Start of Supplied data
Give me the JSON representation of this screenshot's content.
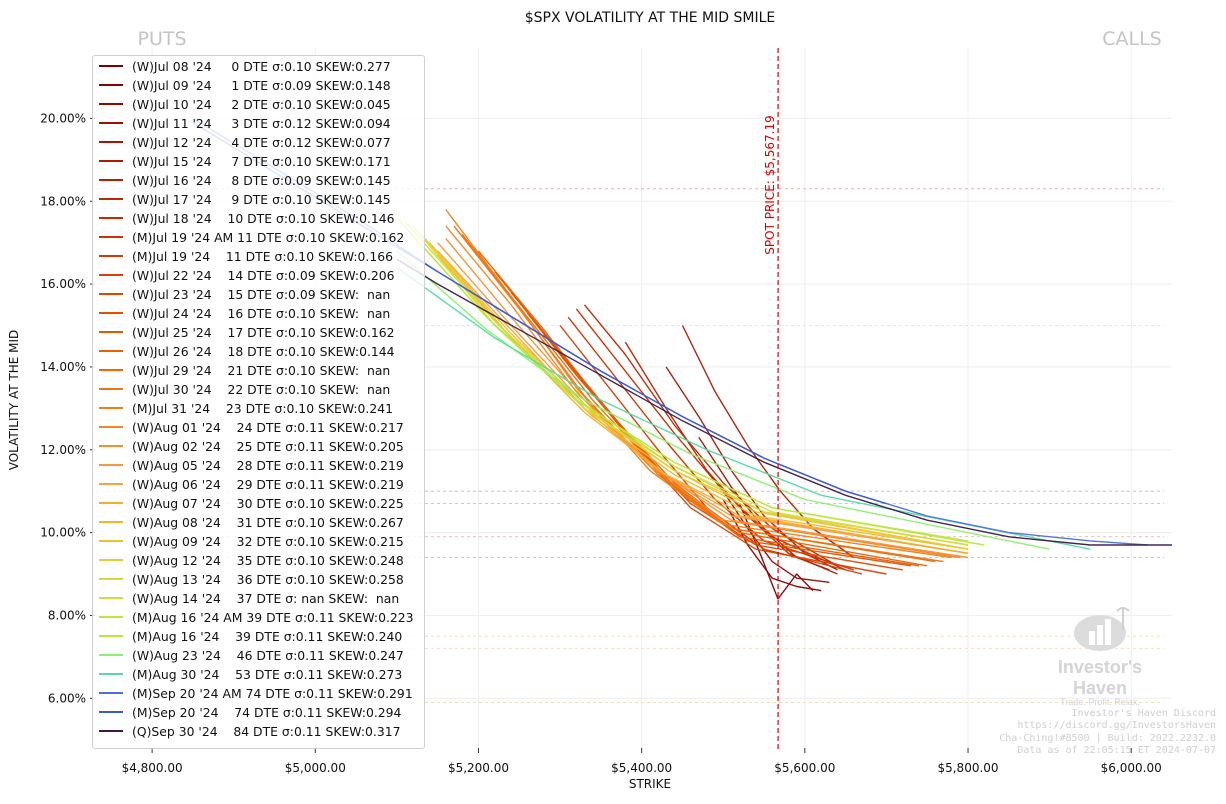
{
  "chart_data": {
    "type": "line",
    "title": "$SPX VOLATILITY AT THE MID SMILE",
    "xlabel": "STRIKE",
    "ylabel": "VOLATILITY AT THE MID",
    "corner_left": "PUTS",
    "corner_right": "CALLS",
    "spot_label": "SPOT PRICE: $5,567.19",
    "spot": 5567.19,
    "xlim": [
      4730,
      6050
    ],
    "ylim": [
      0.048,
      0.217
    ],
    "xticks": [
      4800,
      5000,
      5200,
      5400,
      5600,
      5800,
      6000
    ],
    "xtick_labels": [
      "$4,800.00",
      "$5,000.00",
      "$5,200.00",
      "$5,400.00",
      "$5,600.00",
      "$5,800.00",
      "$6,000.00"
    ],
    "yticks": [
      0.06,
      0.08,
      0.1,
      0.12,
      0.14,
      0.16,
      0.18,
      0.2
    ],
    "ytick_labels": [
      "6.00%",
      "8.00%",
      "10.00%",
      "12.00%",
      "14.00%",
      "16.00%",
      "18.00%",
      "20.00%"
    ],
    "hlines": [
      0.183,
      0.11,
      0.107,
      0.099,
      0.094,
      0.15,
      0.075,
      0.072,
      0.059
    ],
    "grid": true,
    "legend_position": "upper-left",
    "series": [
      {
        "label": "(W)Jul 08 '24     0 DTE σ:0.10 SKEW:0.277",
        "color": "#7f0000",
        "x": [
          5520,
          5545,
          5567,
          5590,
          5610
        ],
        "y": [
          0.107,
          0.095,
          0.084,
          0.09,
          0.086
        ]
      },
      {
        "label": "(W)Jul 09 '24     1 DTE σ:0.09 SKEW:0.148",
        "color": "#8b0000",
        "x": [
          5500,
          5530,
          5560,
          5590,
          5620
        ],
        "y": [
          0.108,
          0.097,
          0.089,
          0.087,
          0.086
        ]
      },
      {
        "label": "(W)Jul 10 '24     2 DTE σ:0.10 SKEW:0.045",
        "color": "#960a00",
        "x": [
          5500,
          5530,
          5560,
          5590,
          5630
        ],
        "y": [
          0.11,
          0.101,
          0.093,
          0.089,
          0.088
        ]
      },
      {
        "label": "(W)Jul 11 '24     3 DTE σ:0.12 SKEW:0.094",
        "color": "#a01000",
        "x": [
          5470,
          5510,
          5550,
          5590,
          5630
        ],
        "y": [
          0.123,
          0.111,
          0.101,
          0.094,
          0.091
        ]
      },
      {
        "label": "(W)Jul 12 '24     4 DTE σ:0.12 SKEW:0.077",
        "color": "#a51500",
        "x": [
          5430,
          5470,
          5510,
          5550,
          5600,
          5640
        ],
        "y": [
          0.14,
          0.128,
          0.115,
          0.104,
          0.095,
          0.091
        ]
      },
      {
        "label": "(W)Jul 15 '24     7 DTE σ:0.10 SKEW:0.171",
        "color": "#ad1a00",
        "x": [
          5450,
          5490,
          5530,
          5570,
          5610,
          5660
        ],
        "y": [
          0.15,
          0.134,
          0.121,
          0.11,
          0.101,
          0.094
        ]
      },
      {
        "label": "(W)Jul 16 '24     8 DTE σ:0.09 SKEW:0.145",
        "color": "#b52000",
        "x": [
          5380,
          5430,
          5480,
          5530,
          5580,
          5640
        ],
        "y": [
          0.146,
          0.13,
          0.115,
          0.104,
          0.095,
          0.09
        ]
      },
      {
        "label": "(W)Jul 17 '24     9 DTE σ:0.10 SKEW:0.145",
        "color": "#bc2600",
        "x": [
          5330,
          5380,
          5440,
          5500,
          5560,
          5640
        ],
        "y": [
          0.155,
          0.143,
          0.126,
          0.112,
          0.101,
          0.092
        ]
      },
      {
        "label": "(W)Jul 18 '24    10 DTE σ:0.10 SKEW:0.146",
        "color": "#c42c00",
        "x": [
          5320,
          5380,
          5440,
          5500,
          5560,
          5650
        ],
        "y": [
          0.154,
          0.139,
          0.124,
          0.11,
          0.099,
          0.091
        ]
      },
      {
        "label": "(M)Jul 19 '24 AM 11 DTE σ:0.10 SKEW:0.162",
        "color": "#cb3300",
        "x": [
          5310,
          5370,
          5430,
          5490,
          5550,
          5660
        ],
        "y": [
          0.152,
          0.137,
          0.122,
          0.108,
          0.098,
          0.091
        ]
      },
      {
        "label": "(M)Jul 19 '24    11 DTE σ:0.10 SKEW:0.166",
        "color": "#d13a00",
        "x": [
          5300,
          5360,
          5420,
          5480,
          5550,
          5670
        ],
        "y": [
          0.15,
          0.135,
          0.12,
          0.106,
          0.096,
          0.09
        ]
      },
      {
        "label": "(W)Jul 22 '24    14 DTE σ:0.09 SKEW:0.206",
        "color": "#d74200",
        "x": [
          5280,
          5340,
          5400,
          5460,
          5540,
          5700
        ],
        "y": [
          0.148,
          0.134,
          0.119,
          0.106,
          0.096,
          0.09
        ]
      },
      {
        "label": "(W)Jul 23 '24    15 DTE σ:0.09 SKEW:  nan",
        "color": "#dc4a00",
        "x": [
          5260,
          5320,
          5390,
          5460,
          5540,
          5720
        ],
        "y": [
          0.153,
          0.138,
          0.122,
          0.107,
          0.097,
          0.091
        ]
      },
      {
        "label": "(W)Jul 24 '24    16 DTE σ:0.10 SKEW:  nan",
        "color": "#e05200",
        "x": [
          5240,
          5310,
          5380,
          5450,
          5530,
          5730
        ],
        "y": [
          0.158,
          0.141,
          0.124,
          0.109,
          0.098,
          0.092
        ]
      },
      {
        "label": "(W)Jul 25 '24    17 DTE σ:0.10 SKEW:0.162",
        "color": "#e45a00",
        "x": [
          5220,
          5290,
          5370,
          5440,
          5520,
          5740
        ],
        "y": [
          0.163,
          0.146,
          0.127,
          0.111,
          0.099,
          0.092
        ]
      },
      {
        "label": "(W)Jul 26 '24    18 DTE σ:0.10 SKEW:0.144",
        "color": "#e86200",
        "x": [
          5200,
          5280,
          5360,
          5440,
          5520,
          5750
        ],
        "y": [
          0.168,
          0.149,
          0.129,
          0.112,
          0.1,
          0.092
        ]
      },
      {
        "label": "(W)Jul 29 '24    21 DTE σ:0.10 SKEW:  nan",
        "color": "#eb6b08",
        "x": [
          5180,
          5260,
          5340,
          5430,
          5510,
          5760
        ],
        "y": [
          0.172,
          0.152,
          0.132,
          0.113,
          0.101,
          0.093
        ]
      },
      {
        "label": "(W)Jul 30 '24    22 DTE σ:0.10 SKEW:  nan",
        "color": "#ee7410",
        "x": [
          5170,
          5250,
          5330,
          5420,
          5510,
          5770
        ],
        "y": [
          0.174,
          0.154,
          0.133,
          0.114,
          0.101,
          0.093
        ]
      },
      {
        "label": "(M)Jul 31 '24    23 DTE σ:0.10 SKEW:0.241",
        "color": "#f07d18",
        "x": [
          5160,
          5240,
          5320,
          5410,
          5500,
          5780
        ],
        "y": [
          0.178,
          0.157,
          0.135,
          0.115,
          0.102,
          0.094
        ]
      },
      {
        "label": "(W)Aug 01 '24    24 DTE σ:0.11 SKEW:0.217",
        "color": "#f28620",
        "x": [
          5160,
          5240,
          5320,
          5410,
          5500,
          5790
        ],
        "y": [
          0.174,
          0.155,
          0.134,
          0.116,
          0.103,
          0.094
        ]
      },
      {
        "label": "(W)Aug 02 '24    25 DTE σ:0.11 SKEW:0.205",
        "color": "#f49030",
        "x": [
          5160,
          5240,
          5330,
          5420,
          5510,
          5800
        ],
        "y": [
          0.171,
          0.152,
          0.132,
          0.115,
          0.103,
          0.094
        ]
      },
      {
        "label": "(W)Aug 05 '24    28 DTE σ:0.11 SKEW:0.219",
        "color": "#f59a3c",
        "x": [
          5150,
          5240,
          5330,
          5420,
          5510,
          5800
        ],
        "y": [
          0.17,
          0.15,
          0.131,
          0.115,
          0.104,
          0.095
        ]
      },
      {
        "label": "(W)Aug 06 '24    29 DTE σ:0.11 SKEW:0.219",
        "color": "#f5a33a",
        "x": [
          5150,
          5240,
          5330,
          5420,
          5520,
          5800
        ],
        "y": [
          0.168,
          0.149,
          0.13,
          0.115,
          0.104,
          0.095
        ]
      },
      {
        "label": "(W)Aug 07 '24    30 DTE σ:0.10 SKEW:0.225",
        "color": "#f5ad30",
        "x": [
          5150,
          5240,
          5330,
          5430,
          5530,
          5800
        ],
        "y": [
          0.167,
          0.147,
          0.129,
          0.114,
          0.104,
          0.095
        ]
      },
      {
        "label": "(W)Aug 08 '24    31 DTE σ:0.10 SKEW:0.267",
        "color": "#f3b828",
        "x": [
          5150,
          5240,
          5340,
          5440,
          5540,
          5800
        ],
        "y": [
          0.168,
          0.147,
          0.128,
          0.114,
          0.104,
          0.096
        ]
      },
      {
        "label": "(W)Aug 09 '24    32 DTE σ:0.10 SKEW:0.215",
        "color": "#eec22c",
        "x": [
          5140,
          5240,
          5340,
          5440,
          5540,
          5800
        ],
        "y": [
          0.17,
          0.148,
          0.129,
          0.115,
          0.105,
          0.096
        ]
      },
      {
        "label": "(W)Aug 12 '24    35 DTE σ:0.10 SKEW:0.248",
        "color": "#e6cb34",
        "x": [
          5130,
          5230,
          5330,
          5440,
          5550,
          5800
        ],
        "y": [
          0.172,
          0.149,
          0.13,
          0.115,
          0.105,
          0.096
        ]
      },
      {
        "label": "(W)Aug 13 '24    36 DTE σ:0.10 SKEW:0.258",
        "color": "#dcd43c",
        "x": [
          5120,
          5220,
          5330,
          5440,
          5550,
          5800
        ],
        "y": [
          0.174,
          0.15,
          0.13,
          0.116,
          0.105,
          0.097
        ]
      },
      {
        "label": "(W)Aug 14 '24    37 DTE σ: nan SKEW:  nan",
        "color": "#d2dc3e",
        "x": [
          5110,
          5220,
          5330,
          5440,
          5560,
          5800
        ],
        "y": [
          0.175,
          0.151,
          0.131,
          0.116,
          0.105,
          0.097
        ]
      },
      {
        "label": "(M)Aug 16 '24 AM 39 DTE σ:0.11 SKEW:0.223",
        "color": "#c6e23e",
        "x": [
          5100,
          5210,
          5320,
          5440,
          5560,
          5800
        ],
        "y": [
          0.176,
          0.152,
          0.132,
          0.117,
          0.106,
          0.098
        ]
      },
      {
        "label": "(M)Aug 16 '24    39 DTE σ:0.11 SKEW:0.240",
        "color": "#b8e83c",
        "x": [
          5100,
          5210,
          5320,
          5440,
          5560,
          5820
        ],
        "y": [
          0.176,
          0.152,
          0.132,
          0.117,
          0.106,
          0.097
        ]
      },
      {
        "label": "(W)Aug 23 '24    46 DTE σ:0.11 SKEW:0.247",
        "color": "#8cf06c",
        "x": [
          5100,
          5210,
          5330,
          5460,
          5600,
          5900
        ],
        "y": [
          0.168,
          0.149,
          0.132,
          0.119,
          0.108,
          0.096
        ]
      },
      {
        "label": "(M)Aug 30 '24    53 DTE σ:0.11 SKEW:0.273",
        "color": "#50dca6",
        "x": [
          5100,
          5220,
          5350,
          5480,
          5620,
          5950
        ],
        "y": [
          0.164,
          0.147,
          0.132,
          0.12,
          0.109,
          0.096
        ]
      },
      {
        "label": "(M)Sep 20 '24 AM 74 DTE σ:0.11 SKEW:0.291",
        "color": "#4a6fe3",
        "x": [
          4850,
          4950,
          5050,
          5150,
          5250,
          5350,
          5450,
          5550,
          5650,
          5750,
          5850,
          5950,
          6020
        ],
        "y": [
          0.2,
          0.188,
          0.176,
          0.163,
          0.151,
          0.139,
          0.128,
          0.118,
          0.11,
          0.104,
          0.1,
          0.098,
          0.097
        ]
      },
      {
        "label": "(M)Sep 20 '24    74 DTE σ:0.11 SKEW:0.294",
        "color": "#3a5bd6",
        "x": [
          4850,
          4950,
          5050,
          5150,
          5250,
          5350,
          5450,
          5550,
          5650,
          5700
        ],
        "y": [
          0.199,
          0.187,
          0.175,
          0.163,
          0.151,
          0.139,
          0.128,
          0.118,
          0.11,
          0.107
        ]
      },
      {
        "label": "(Q)Sep 30 '24    84 DTE σ:0.11 SKEW:0.317",
        "color": "#3b1a4a",
        "x": [
          5100,
          5150,
          5250,
          5350,
          5450,
          5550,
          5650,
          5750,
          5850,
          5950,
          6050
        ],
        "y": [
          0.166,
          0.16,
          0.149,
          0.138,
          0.127,
          0.117,
          0.109,
          0.103,
          0.099,
          0.097,
          0.097
        ]
      }
    ]
  },
  "watermark_lines": [
    "Investor's Haven Discord",
    "https://discord.gg/InvestorsHaven",
    "Cha-Ching!#8500 | Build: 2022.2232.0",
    "Data as of 22:05:15 ET 2024-07-07"
  ],
  "logo": {
    "name": "Investor's Haven",
    "tagline": "Trade. Profit. Relax."
  }
}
End of Supplied data
**Challenge**
Copy all lines in the listing above where the string "VOLATILITY" appears.

**Output of the exercise**
    "title": "$SPX VOLATILITY AT THE MID SMILE",
    "ylabel": "VOLATILITY AT THE MID",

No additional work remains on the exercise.